Request: Copy all of the material word for word, except for the pictures.
_ _ _ _
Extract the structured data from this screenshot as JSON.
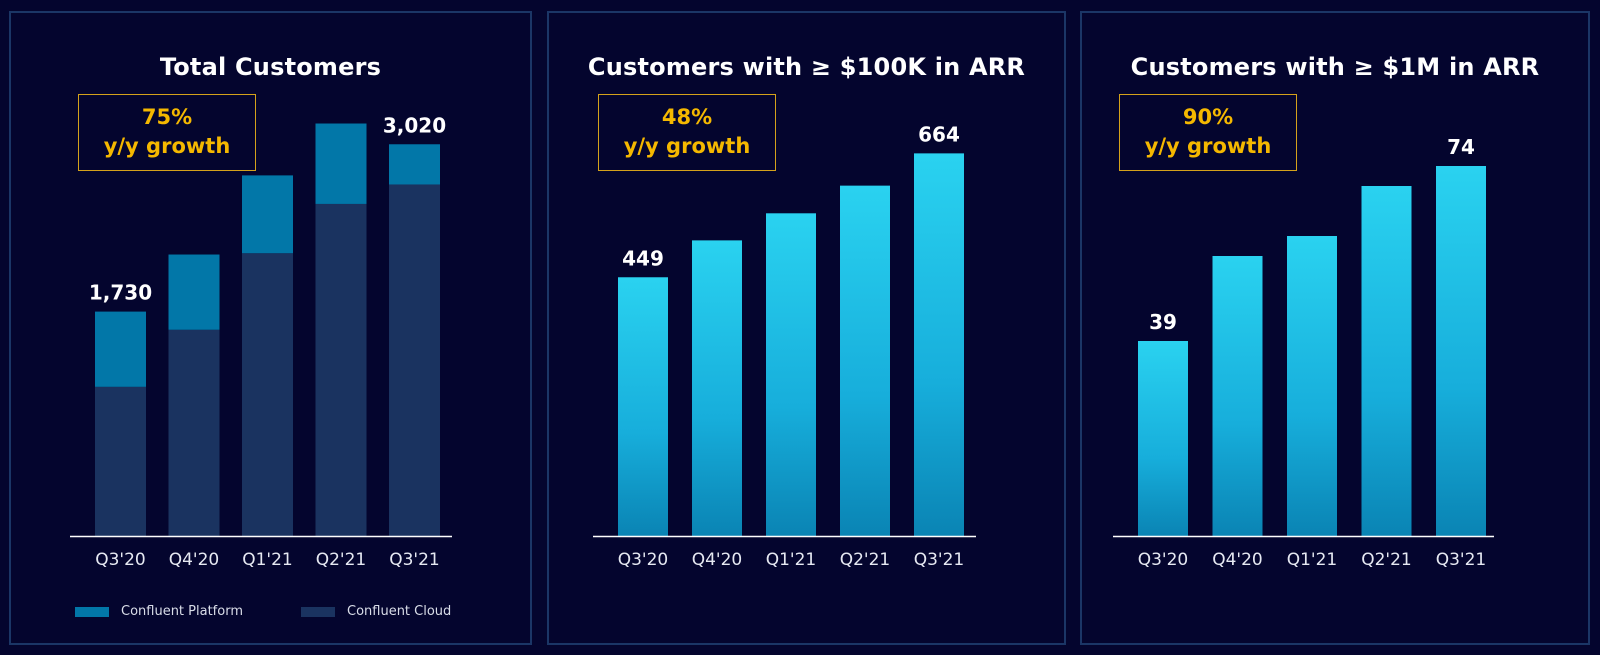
{
  "colors": {
    "background": "#04052e",
    "border": "#1b3666",
    "growth": "#f5b800",
    "platform": "#0277a8",
    "cloud": "#1a3360",
    "bar_top": "#2ad2f0",
    "bar_bottom": "#0a84b4"
  },
  "legend": [
    {
      "label": "Confluent Platform",
      "color": "#0277a8"
    },
    {
      "label": "Confluent Cloud",
      "color": "#1a3360"
    }
  ],
  "panels": [
    {
      "title": "Total Customers",
      "growth_pct": "75%",
      "growth_text": "y/y growth"
    },
    {
      "title": "Customers with ≥ $100K in ARR",
      "growth_pct": "48%",
      "growth_text": "y/y growth"
    },
    {
      "title": "Customers with ≥ $1M in ARR",
      "growth_pct": "90%",
      "growth_text": "y/y growth"
    }
  ],
  "chart_data": [
    {
      "type": "bar",
      "stacked": true,
      "title": "Total Customers",
      "categories": [
        "Q3'20",
        "Q4'20",
        "Q1'21",
        "Q2'21",
        "Q3'21"
      ],
      "series": [
        {
          "name": "Confluent Cloud",
          "values": [
            1150,
            1590,
            2180,
            2560,
            2710
          ]
        },
        {
          "name": "Confluent Platform",
          "values": [
            580,
            580,
            600,
            620,
            310
          ]
        }
      ],
      "totals": [
        1730,
        2170,
        2780,
        3180,
        3020
      ],
      "data_labels": [
        "1,730",
        "",
        "",
        "",
        "3,020"
      ],
      "ylim": [
        0,
        3500
      ],
      "grid": false,
      "legend_position": "bottom"
    },
    {
      "type": "bar",
      "title": "Customers with ≥ $100K in ARR",
      "categories": [
        "Q3'20",
        "Q4'20",
        "Q1'21",
        "Q2'21",
        "Q3'21"
      ],
      "values": [
        449,
        513,
        560,
        608,
        664
      ],
      "data_labels": [
        "449",
        "",
        "",
        "",
        "664"
      ],
      "ylim": [
        0,
        800
      ],
      "grid": false
    },
    {
      "type": "bar",
      "title": "Customers with ≥ $1M in ARR",
      "categories": [
        "Q3'20",
        "Q4'20",
        "Q1'21",
        "Q2'21",
        "Q3'21"
      ],
      "values": [
        39,
        56,
        60,
        70,
        74
      ],
      "data_labels": [
        "39",
        "",
        "",
        "",
        "74"
      ],
      "ylim": [
        0,
        90
      ],
      "grid": false
    }
  ]
}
_ _ _ _
Answer in full:
Extract the structured data from this screenshot as JSON.
{
  "colors": {
    "background": "#04052e",
    "border": "#1b3666",
    "growth": "#f5b800",
    "platform": "#0277a8",
    "cloud": "#1a3360",
    "bar_top": "#2ad2f0",
    "bar_bottom": "#0a84b4"
  },
  "legend": [
    {
      "label": "Confluent Platform",
      "color": "#0277a8"
    },
    {
      "label": "Confluent Cloud",
      "color": "#1a3360"
    }
  ],
  "panels": [
    {
      "title": "Total Customers",
      "growth_pct": "75%",
      "growth_text": "y/y growth"
    },
    {
      "title": "Customers with ≥ $100K in ARR",
      "growth_pct": "48%",
      "growth_text": "y/y growth"
    },
    {
      "title": "Customers with ≥ $1M in ARR",
      "growth_pct": "90%",
      "growth_text": "y/y growth"
    }
  ],
  "chart_data": [
    {
      "type": "bar",
      "stacked": true,
      "title": "Total Customers",
      "categories": [
        "Q3'20",
        "Q4'20",
        "Q1'21",
        "Q2'21",
        "Q3'21"
      ],
      "series": [
        {
          "name": "Confluent Cloud",
          "values": [
            1150,
            1590,
            2180,
            2560,
            2710
          ]
        },
        {
          "name": "Confluent Platform",
          "values": [
            580,
            580,
            600,
            620,
            310
          ]
        }
      ],
      "totals": [
        1730,
        2170,
        2780,
        3180,
        3020
      ],
      "data_labels": [
        "1,730",
        "",
        "",
        "",
        "3,020"
      ],
      "ylim": [
        0,
        3500
      ],
      "grid": false,
      "legend_position": "bottom"
    },
    {
      "type": "bar",
      "title": "Customers with ≥ $100K in ARR",
      "categories": [
        "Q3'20",
        "Q4'20",
        "Q1'21",
        "Q2'21",
        "Q3'21"
      ],
      "values": [
        449,
        513,
        560,
        608,
        664
      ],
      "data_labels": [
        "449",
        "",
        "",
        "",
        "664"
      ],
      "ylim": [
        0,
        800
      ],
      "grid": false
    },
    {
      "type": "bar",
      "title": "Customers with ≥ $1M in ARR",
      "categories": [
        "Q3'20",
        "Q4'20",
        "Q1'21",
        "Q2'21",
        "Q3'21"
      ],
      "values": [
        39,
        56,
        60,
        70,
        74
      ],
      "data_labels": [
        "39",
        "",
        "",
        "",
        "74"
      ],
      "ylim": [
        0,
        90
      ],
      "grid": false
    }
  ]
}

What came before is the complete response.